**Problems and tasks**:
a) In the post about creating a meditation area in a garden, what date is Meditate in the Garden Day?
b) From the garden meditation post, quote the passage starting with "I first fell" and going on through "supports those intentions.".
c) Continue the post about creating a meditation area in a garden from the point where it stops.
:: Selected excerpt
Plants Gone Wild night garden

Check out these posts in the Backyard Garden Series:

Spring Garden Tips

Create a Meditation Area in Your Garden

 


 

Cindy Goes Beyond is a participant in the Amazon Services LLC Associates Program. This affiliate program provides a means for sites to earn advertising fees by advertising and linking to Amazon.com, all at no extra cost to you.

 

Create a Meditation Area in Your Garden

This post may contain affiliate links. Please read my Disclosure Policy for details.

It’s true that April showers bring May flowers! The plants in the garden flourish during this month, offering colors, scents and beauty. In fact, May is Gifts from the Garden Month, with a different emphasis on each day.

May 3 is Meditate in the Garden Day and I celebrated the occasion with afternoon tea, journaling and a time of meditation in my contemplative corner. I thoroughly enjoyed the experience and re-entered the house refreshed and full of joy.

It’s easy to create a meditation area in your garden. Think of this space as a place to daydream, write, relax, reflect, draw and pray or meditate. From a simple chair in a corner of the garden, to a hammock filled with pillows, to a fun, themed corner, the meditation area soothes the body and feeds the soul.

Create a Meditation Area in Your Garden title meme

Elements of a Meditation Area

I first fell in love with small personal garden spaces as a child. In my own backyard I found a large bush to crawl beneath, when I craved alone time. And the wonderful couple across the street, whom all the neighborhood children loved, gave me permission to use their little corner backyard garden spot anytime I wanted. This area, with a single bench and honeysuckle covering the fence, became my own secret garden. I spent hours sitting in that space and as a result, I love honeysuckle.

Use some or all of the following elements, to create a meditation area in your garden. Simplicity is key. You don’t want a high maintenance area that creates more work and stress. This is your personal spot to de-stress, unwind and breathe deeply. Make sure that the environment supports those intentions.

Create a Meditation Area in Your Garden chairs
Create a meditation area in your garden – seating

Water

Water features soothe frazzled nerves and relax tense muscles, encourage reflection and mask noise if the water is moving. They encourage butterflies, dragonflies and birds to visit.

Add a koi pond, fountain, tabletop fountain, bird bath or a simple shallow bowl filled with water to the meditation area. If the water is still, change it frequently to discourage mosquitoes from using it as a nursery.
::::
:: Information supplied
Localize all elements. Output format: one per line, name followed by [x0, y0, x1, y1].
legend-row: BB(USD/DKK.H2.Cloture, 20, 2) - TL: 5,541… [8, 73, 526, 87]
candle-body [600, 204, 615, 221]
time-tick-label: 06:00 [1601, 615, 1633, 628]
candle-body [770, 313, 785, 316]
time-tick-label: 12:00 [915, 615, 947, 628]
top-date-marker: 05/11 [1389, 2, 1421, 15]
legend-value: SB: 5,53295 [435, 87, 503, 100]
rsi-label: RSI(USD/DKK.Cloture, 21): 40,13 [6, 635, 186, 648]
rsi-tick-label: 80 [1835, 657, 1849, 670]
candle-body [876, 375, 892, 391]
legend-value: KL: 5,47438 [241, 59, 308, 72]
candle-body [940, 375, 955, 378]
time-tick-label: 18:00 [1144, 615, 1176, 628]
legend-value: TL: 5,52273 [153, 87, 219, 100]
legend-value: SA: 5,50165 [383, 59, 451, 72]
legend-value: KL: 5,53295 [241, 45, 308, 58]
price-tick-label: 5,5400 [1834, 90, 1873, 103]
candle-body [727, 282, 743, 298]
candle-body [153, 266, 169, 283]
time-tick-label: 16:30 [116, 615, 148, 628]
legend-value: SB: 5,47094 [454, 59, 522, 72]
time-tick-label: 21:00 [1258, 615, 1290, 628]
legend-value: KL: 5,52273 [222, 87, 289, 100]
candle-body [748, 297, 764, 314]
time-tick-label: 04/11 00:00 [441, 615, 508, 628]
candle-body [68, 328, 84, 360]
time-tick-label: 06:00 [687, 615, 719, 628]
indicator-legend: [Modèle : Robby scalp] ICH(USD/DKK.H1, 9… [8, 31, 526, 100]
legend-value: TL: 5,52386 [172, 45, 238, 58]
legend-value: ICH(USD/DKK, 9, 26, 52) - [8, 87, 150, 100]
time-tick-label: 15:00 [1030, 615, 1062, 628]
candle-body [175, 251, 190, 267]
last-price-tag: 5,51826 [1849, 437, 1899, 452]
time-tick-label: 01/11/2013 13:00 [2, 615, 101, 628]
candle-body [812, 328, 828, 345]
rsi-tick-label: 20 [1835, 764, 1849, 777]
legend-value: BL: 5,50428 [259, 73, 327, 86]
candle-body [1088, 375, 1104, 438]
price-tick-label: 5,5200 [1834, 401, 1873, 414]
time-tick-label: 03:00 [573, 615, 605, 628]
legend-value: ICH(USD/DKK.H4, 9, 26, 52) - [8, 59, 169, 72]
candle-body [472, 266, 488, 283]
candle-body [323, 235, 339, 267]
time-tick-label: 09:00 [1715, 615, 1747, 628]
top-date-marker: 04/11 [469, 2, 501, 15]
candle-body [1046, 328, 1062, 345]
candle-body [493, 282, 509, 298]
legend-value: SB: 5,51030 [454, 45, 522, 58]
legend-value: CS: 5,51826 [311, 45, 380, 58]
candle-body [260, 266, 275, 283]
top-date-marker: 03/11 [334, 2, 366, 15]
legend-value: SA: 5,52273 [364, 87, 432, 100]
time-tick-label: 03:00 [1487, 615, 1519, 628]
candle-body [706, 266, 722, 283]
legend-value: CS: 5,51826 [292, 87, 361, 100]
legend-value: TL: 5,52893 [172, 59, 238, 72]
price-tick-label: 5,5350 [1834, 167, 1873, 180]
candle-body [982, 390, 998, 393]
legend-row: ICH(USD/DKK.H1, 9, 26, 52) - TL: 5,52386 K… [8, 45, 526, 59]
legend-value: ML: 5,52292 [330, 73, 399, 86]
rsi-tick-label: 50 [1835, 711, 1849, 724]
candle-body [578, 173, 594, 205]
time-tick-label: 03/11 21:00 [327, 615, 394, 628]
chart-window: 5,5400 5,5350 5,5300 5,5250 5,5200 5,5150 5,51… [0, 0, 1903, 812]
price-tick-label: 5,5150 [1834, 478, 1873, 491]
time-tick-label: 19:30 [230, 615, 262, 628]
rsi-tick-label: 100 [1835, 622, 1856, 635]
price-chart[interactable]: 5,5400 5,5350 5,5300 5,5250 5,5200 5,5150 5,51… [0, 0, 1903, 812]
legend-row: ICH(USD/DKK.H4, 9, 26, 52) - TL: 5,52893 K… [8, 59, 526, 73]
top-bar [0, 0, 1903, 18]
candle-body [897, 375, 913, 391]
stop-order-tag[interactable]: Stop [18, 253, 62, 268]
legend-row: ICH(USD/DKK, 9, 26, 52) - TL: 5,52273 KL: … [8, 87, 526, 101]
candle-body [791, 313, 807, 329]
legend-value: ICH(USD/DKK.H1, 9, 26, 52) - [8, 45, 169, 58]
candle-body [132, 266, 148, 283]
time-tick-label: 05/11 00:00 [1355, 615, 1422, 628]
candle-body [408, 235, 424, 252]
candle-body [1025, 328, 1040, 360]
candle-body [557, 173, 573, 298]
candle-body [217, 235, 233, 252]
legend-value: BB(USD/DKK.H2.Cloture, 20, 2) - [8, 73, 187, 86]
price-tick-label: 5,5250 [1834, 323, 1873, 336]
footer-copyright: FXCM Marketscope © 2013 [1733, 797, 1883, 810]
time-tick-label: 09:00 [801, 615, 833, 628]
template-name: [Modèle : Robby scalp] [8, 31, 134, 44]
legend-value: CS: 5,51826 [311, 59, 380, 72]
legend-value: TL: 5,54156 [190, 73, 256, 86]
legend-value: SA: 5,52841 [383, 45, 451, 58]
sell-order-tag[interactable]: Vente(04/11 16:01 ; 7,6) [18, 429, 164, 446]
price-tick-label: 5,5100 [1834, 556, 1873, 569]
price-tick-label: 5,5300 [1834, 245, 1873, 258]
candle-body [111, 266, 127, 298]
::::
**Responses for each task**:
a) May 3

b)
I first fell in love with small personal garden spaces as a child. In my own backyard I found a large bush to crawl beneath, when I craved alone time. And the wonderful couple across the street, whom all the neighborhood children loved, gave me permission to use their little corner backyard garden spot anytime I wanted. This area, with a single bench and honeysuckle covering the fence, became my own secret garden. I spent hours sitting in that space and as a result, I love honeysuckle.

Use some or all of the following elements, to create a meditation area in your garden. Simplicity is key. You don’t want a high maintenance area that creates more work and stress. This is your personal spot to de-stress, unwind and breathe deeply. Make sure that the environment supports those intentions.

c)
Create a Meditation Area in Your Garden water feature
Create a meditation area in your garden – water feature

Natural Elements

Add natural elements such as brick, stones, wood, bamboo, grass, pebbles or sand to your area. These materials complement plants, flowers and trees, providing a restorative space for grounding and centering. They also offer a deep connection to nature.

Add a couple of large rocks for interest. Or create a privacy screen from wood. Brick, sand, cedar mulch or paving stones make an excellent floor that helps to define your space and provides a solid foundation for chairs or benches.

Create a Meditation Area in Your Garden natural elements
Create a meditation area in your garden – natural elements

Seclusion

This is perhaps the most important element to keep in mind, when creating a meditation area. Find a place that is separate from the rest of the garden. A simple chair in a corner or alcove works well. A bench at the end of a pathway or a hammock strung between two sturdy trees is ideal also. If you have a structure in the yard or garden, such as a gazebo or a covered back porch, create your own little private nook there.

Partition off your chosen area with fencing, repurposed gates, pig wire covered with flowering vines or lightweight fabric. Make use of existing trees or shrubs to provide privacy. And consider how much sunlight the area gets. Too much sun can be uncomfortable during the summer. Tent the area with a water proof, lightweight fabric or grow vines on an arbor to provide shade.

Create a place that delights the senses, where you can be alone.

Create a Meditation Area for Your Garden hammock
Create a meditation area for your garden – hammock

Beauty

Beauty inspires creativity, uplifts the spirit and brings joy to the heart. And beauty truly is in the eye of the beholder. What makes you smile? Include those things in your meditation area.

Plants, flowers, herbs, ornamental grasses, trees and shrubs are excellent choices. Water features fall into this category too as do small boulders, pathways and garden art. Gather items that spark joy, to borrow a concept from Marie Kondo. This is your personal space. Let it be a reflection of who you are.

Create a Meditation Area in Your Garden beauty
Create a meditation area in your garden – beauty for my eyes, next to my meditation corner

Personal Touch

Finally, because this is your personal retreat area, add items that showcase your unique personality. Add garden statues for whimsy, flowers in repurposed containers and inspirational signs.

You’ll need a place to sit. Add a chair, or a pair of chairs if you’d like to occasionally share your space, and a small table. The table is perfect for holding a journal, a candle, a glass of cold water or a tray with afternoon tea.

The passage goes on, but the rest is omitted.